> **PROVIDED RECORDS**

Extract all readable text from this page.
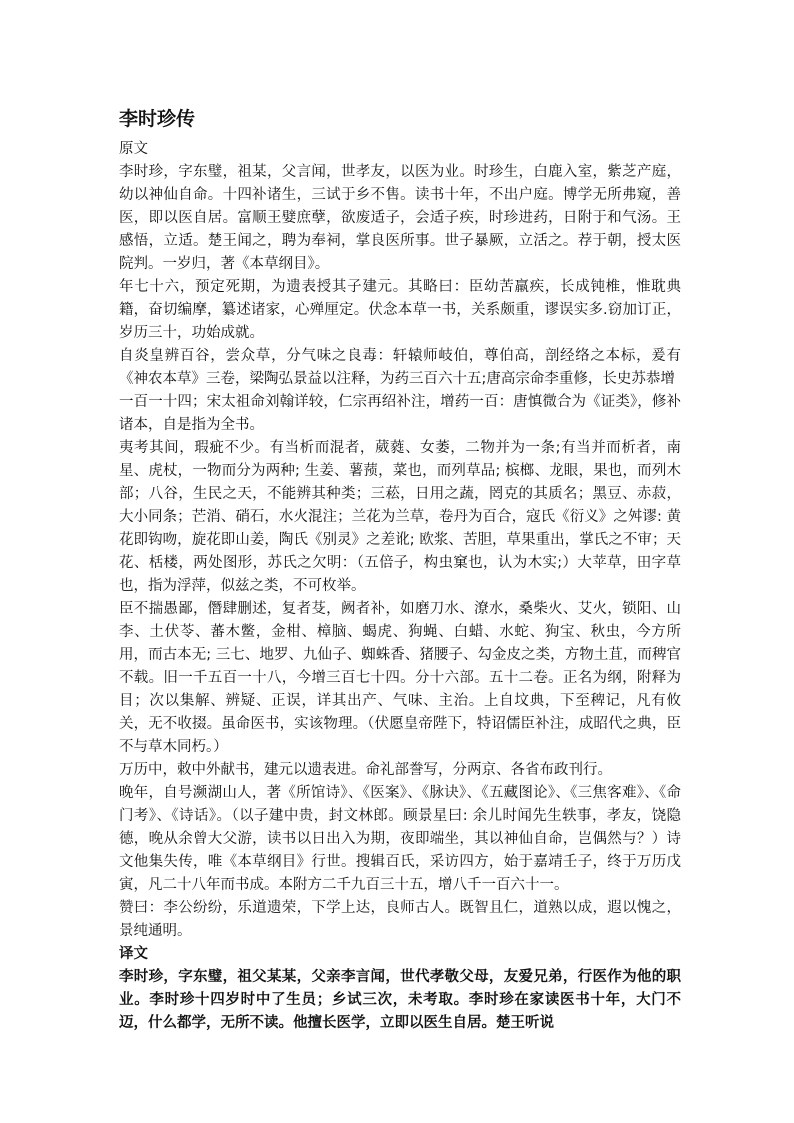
李时珍传
原文

李时珍，字东璧，祖某，父言闻，世孝友，以医为业。时珍生，白鹿入室，紫芝产庭，幼以神仙自命。十四补诸生，三试于乡不售。读书十年，不出户庭。博学无所弗窥，善医，即以医自居。富顺王嬖庶孽，欲废适子，会适子疾，时珍进药，日附于和气汤。王感悟，立适。楚王闻之，聘为奉祠，掌良医所事。世子暴厥，立活之。荐于朝，授太医院判。一岁归，著《本草纲目》。

年七十六，预定死期，为遗表授其子建元。其略曰：臣幼苦羸疾，长成钝椎，惟耽典籍，奋切编摩，纂述诸家，心殚厘定。伏念本草一书，关系颇重，谬误实多.窃加订正，岁历三十，功始成就。

自炎皇辨百谷，尝众草，分气味之良毒：轩辕师岐伯，尊伯高，剖经络之本标，爰有《神农本草》三卷，梁陶弘景益以注释，为药三百六十五;唐高宗命李重修，长史苏恭增

一百一十四；宋太祖命刘翰详较，仁宗再绍补注，增药一百：唐慎微合为《证类》，修补诸本，自是指为全书。

夷考其间，瑕疵不少。有当析而混者，葳蕤、女萎，二物并为一条;有当并而析者，南星、虎杖，一物而分为两种; 生姜、薯蓣，菜也，而列草品; 槟榔、龙眼，果也，而列木部；八谷，生民之天，不能辨其种类；三菘，日用之蔬，罔克的其质名；黑豆、赤菽，大小同条；芒消、硝石，水火混注；兰花为兰草，卷丹为百合，寇氏《衍义》之舛谬: 黄花即钩吻，旋花即山姜，陶氏《别灵》之差讹; 欧浆、苦胆，草果重出，掌氏之不审；天花、栝楼，两处图形，苏氏之欠明：（五倍子，构虫窠也，认为木实;）大苹草，田字草也，指为浮萍，似兹之类，不可枚举。

臣不揣愚鄙，僭肆删述，复者芟，阙者补，如磨刀水、潦水，桑柴火、艾火，锁阳、山李、土伏苓、蕃木鳖，金柑、樟脑、蝎虎、狗蝇、白蜡、水蛇、狗宝、秋虫，今方所用，而古本无; 三七、地罗、九仙子、蜘蛛香、猪腰子、勾金皮之类，方物土苴，而稗官不载。旧一千五百一十八，今增三百七十四。分十六部。五十二卷。正名为纲，附释为目；次以集解、辨疑、正误，详其出产、气味、主治。上自坟典，下至稗记，凡有攸关，无不收掇。虽命医书，实该物理。（伏愿皇帝陛下，特诏儒臣补注，成昭代之典，臣不与草木同朽。）

万历中，敕中外献书，建元以遗表进。命礼部誊写，分两京、各省布政刊行。

晚年，自号濒湖山人，著《所馆诗》、《医案》、《脉诀》、《五藏图论》、《三焦客难》、《命门考》、《诗话》。（以子建中贵，封文林郎。顾景星曰: 余儿时闻先生轶事，孝友，饶隐德，晚从余曾大父游，读书以日出入为期，夜即端坐，其以神仙自命，岂偶然与？）诗文他集失传，唯《本草纲目》行世。搜辑百氏，采访四方，始于嘉靖壬子，终于万历戊寅，凡二十八年而书成。本附方二千九百三十五，增八千一百六十一。

赞曰：李公纷纷，乐道遗荣，下学上达，良师古人。既智且仁，道熟以成，遐以愧之，景纯通明。

译文

李时珍，字东璧，祖父某某，父亲李言闻，世代孝敬父母，友爱兄弟，行医作为他的职业。李时珍十四岁时中了生员；乡试三次，未考取。李时珍在家读医书十年，大门不迈，什么都学，无所不读。他擅长医学，立即以医生自居。楚王听说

> **GIVEN INSTRUCTION**
Reproduce all the records verbatim, excluding images.

> **EXERCISE RESULT**
Extract all readable text from this page.
李时珍传
原文

李时珍，字东璧，祖某，父言闻，世孝友，以医为业。时珍生，白鹿入室，紫芝产庭，幼以神仙自命。十四补诸生，三试于乡不售。读书十年，不出户庭。博学无所弗窥，善医，即以医自居。富顺王嬖庶孽，欲废适子，会适子疾，时珍进药，日附于和气汤。王感悟，立适。楚王闻之，聘为奉祠，掌良医所事。世子暴厥，立活之。荐于朝，授太医院判。一岁归，著《本草纲目》。

年七十六，预定死期，为遗表授其子建元。其略曰：臣幼苦羸疾，长成钝椎，惟耽典籍，奋切编摩，纂述诸家，心殚厘定。伏念本草一书，关系颇重，谬误实多.窃加订正，岁历三十，功始成就。

自炎皇辨百谷，尝众草，分气味之良毒：轩辕师岐伯，尊伯高，剖经络之本标，爰有《神农本草》三卷，梁陶弘景益以注释，为药三百六十五;唐高宗命李重修，长史苏恭增

一百一十四；宋太祖命刘翰详较，仁宗再绍补注，增药一百：唐慎微合为《证类》，修补诸本，自是指为全书。

夷考其间，瑕疵不少。有当析而混者，葳蕤、女萎，二物并为一条;有当并而析者，南星、虎杖，一物而分为两种; 生姜、薯蓣，菜也，而列草品; 槟榔、龙眼，果也，而列木部；八谷，生民之天，不能辨其种类；三菘，日用之蔬，罔克的其质名；黑豆、赤菽，大小同条；芒消、硝石，水火混注；兰花为兰草，卷丹为百合，寇氏《衍义》之舛谬: 黄花即钩吻，旋花即山姜，陶氏《别灵》之差讹; 欧浆、苦胆，草果重出，掌氏之不审；天花、栝楼，两处图形，苏氏之欠明：（五倍子，构虫窠也，认为木实;）大苹草，田字草也，指为浮萍，似兹之类，不可枚举。

臣不揣愚鄙，僭肆删述，复者芟，阙者补，如磨刀水、潦水，桑柴火、艾火，锁阳、山李、土伏苓、蕃木鳖，金柑、樟脑、蝎虎、狗蝇、白蜡、水蛇、狗宝、秋虫，今方所用，而古本无; 三七、地罗、九仙子、蜘蛛香、猪腰子、勾金皮之类，方物土苴，而稗官不载。旧一千五百一十八，今增三百七十四。分十六部。五十二卷。正名为纲，附释为目；次以集解、辨疑、正误，详其出产、气味、主治。上自坟典，下至稗记，凡有攸关，无不收掇。虽命医书，实该物理。（伏愿皇帝陛下，特诏儒臣补注，成昭代之典，臣不与草木同朽。）

万历中，敕中外献书，建元以遗表进。命礼部誊写，分两京、各省布政刊行。

晚年，自号濒湖山人，著《所馆诗》、《医案》、《脉诀》、《五藏图论》、《三焦客难》、《命门考》、《诗话》。（以子建中贵，封文林郎。顾景星曰: 余儿时闻先生轶事，孝友，饶隐德，晚从余曾大父游，读书以日出入为期，夜即端坐，其以神仙自命，岂偶然与？）诗文他集失传，唯《本草纲目》行世。搜辑百氏，采访四方，始于嘉靖壬子，终于万历戊寅，凡二十八年而书成。本附方二千九百三十五，增八千一百六十一。

赞曰：李公纷纷，乐道遗荣，下学上达，良师古人。既智且仁，道熟以成，遐以愧之，景纯通明。

译文

李时珍，字东璧，祖父某某，父亲李言闻，世代孝敬父母，友爱兄弟，行医作为他的职业。李时珍十四岁时中了生员；乡试三次，未考取。李时珍在家读医书十年，大门不迈，什么都学，无所不读。他擅长医学，立即以医生自居。楚王听说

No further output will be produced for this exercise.